* _What is expected_:
The entries below should be given again exactly, minus their pictures.

┄┄┄┄┄┄

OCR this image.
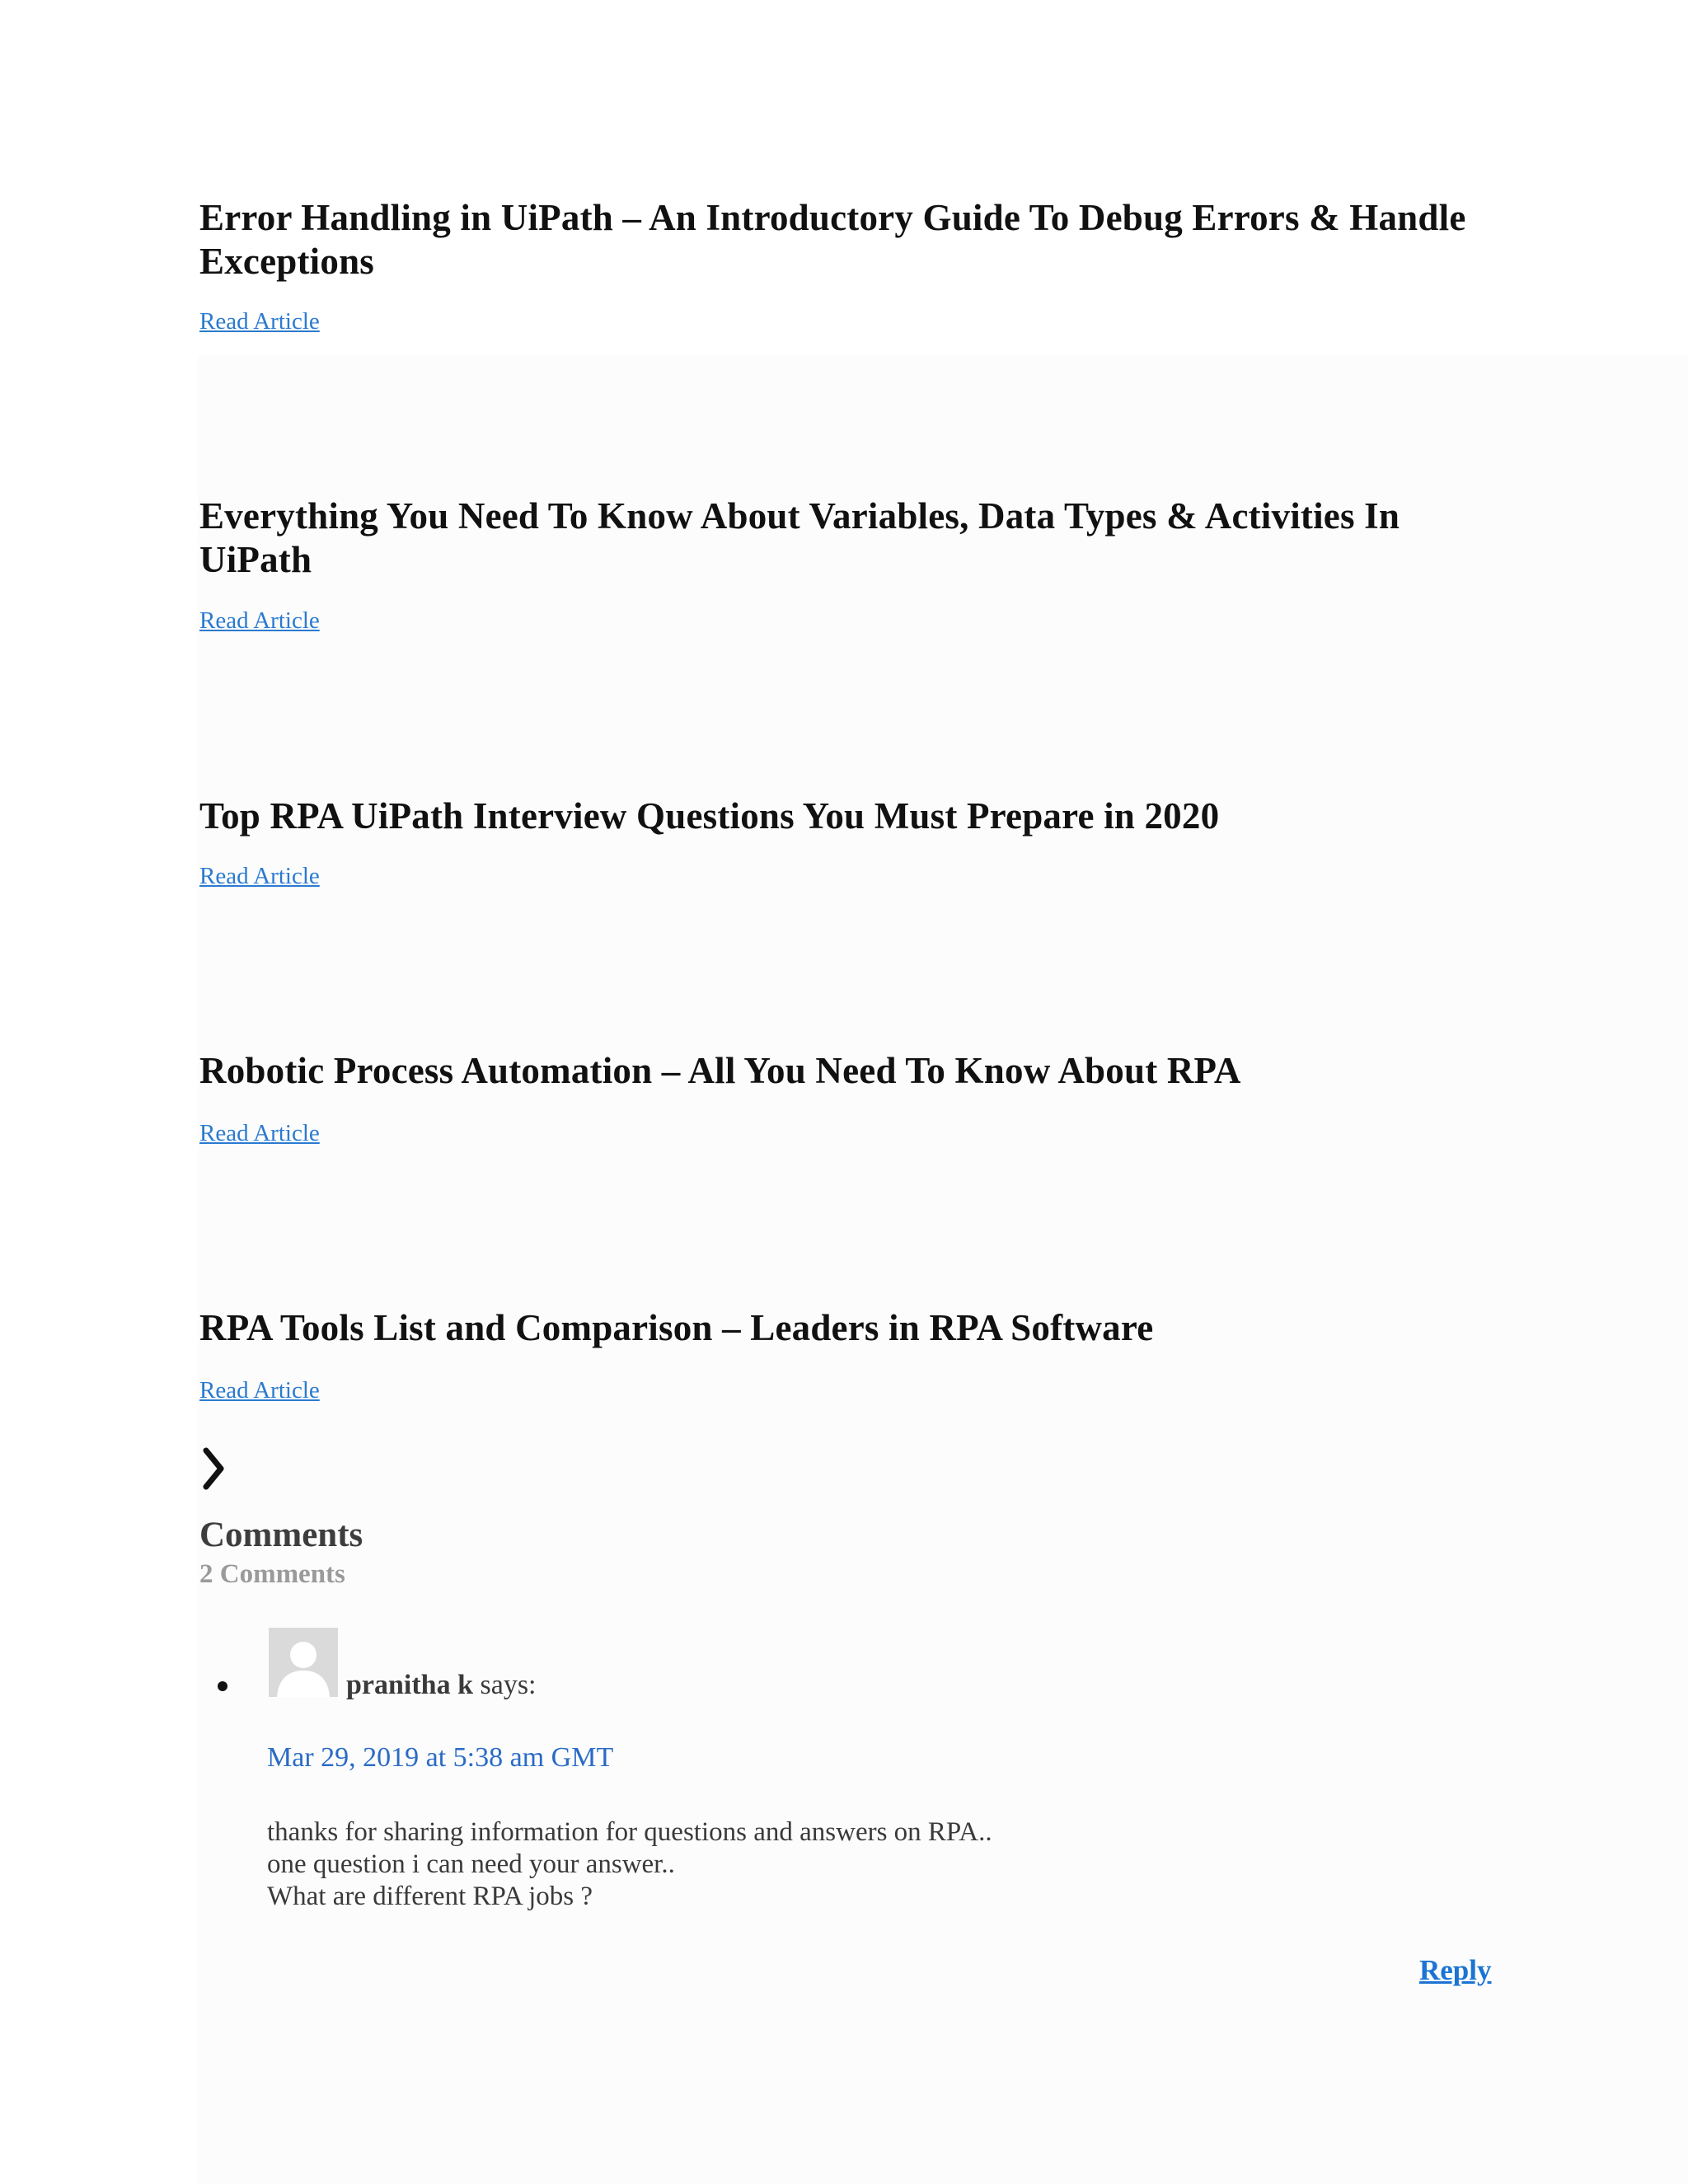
Error Handling in UiPath – An Introductory Guide To Debug Errors & Handle Exceptions
Read Article
Everything You Need To Know About Variables, Data Types & Activities In UiPath
Read Article
Top RPA UiPath Interview Questions You Must Prepare in 2020
Read Article
Robotic Process Automation – All You Need To Know About RPA
Read Article
RPA Tools List and Comparison – Leaders in RPA Software
Read Article
Comments
2 Comments
pranitha k says:
Mar 29, 2019 at 5:38 am GMT
thanks for sharing information for questions and answers on RPA..
one question i can need your answer..
What are different RPA jobs ?
Reply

┄┄┄┄┄┄

* _Task solution_:
OCR this image.
Error Handling in UiPath – An Introductory Guide To Debug Errors & Handle Exceptions
Read Article
Everything You Need To Know About Variables, Data Types & Activities In UiPath
Read Article
Top RPA UiPath Interview Questions You Must Prepare in 2020
Read Article
Robotic Process Automation – All You Need To Know About RPA
Read Article
RPA Tools List and Comparison – Leaders in RPA Software
Read Article
Comments
2 Comments
pranitha k says:
Mar 29, 2019 at 5:38 am GMT
thanks for sharing information for questions and answers on RPA..
one question i can need your answer..
What are different RPA jobs ?
Reply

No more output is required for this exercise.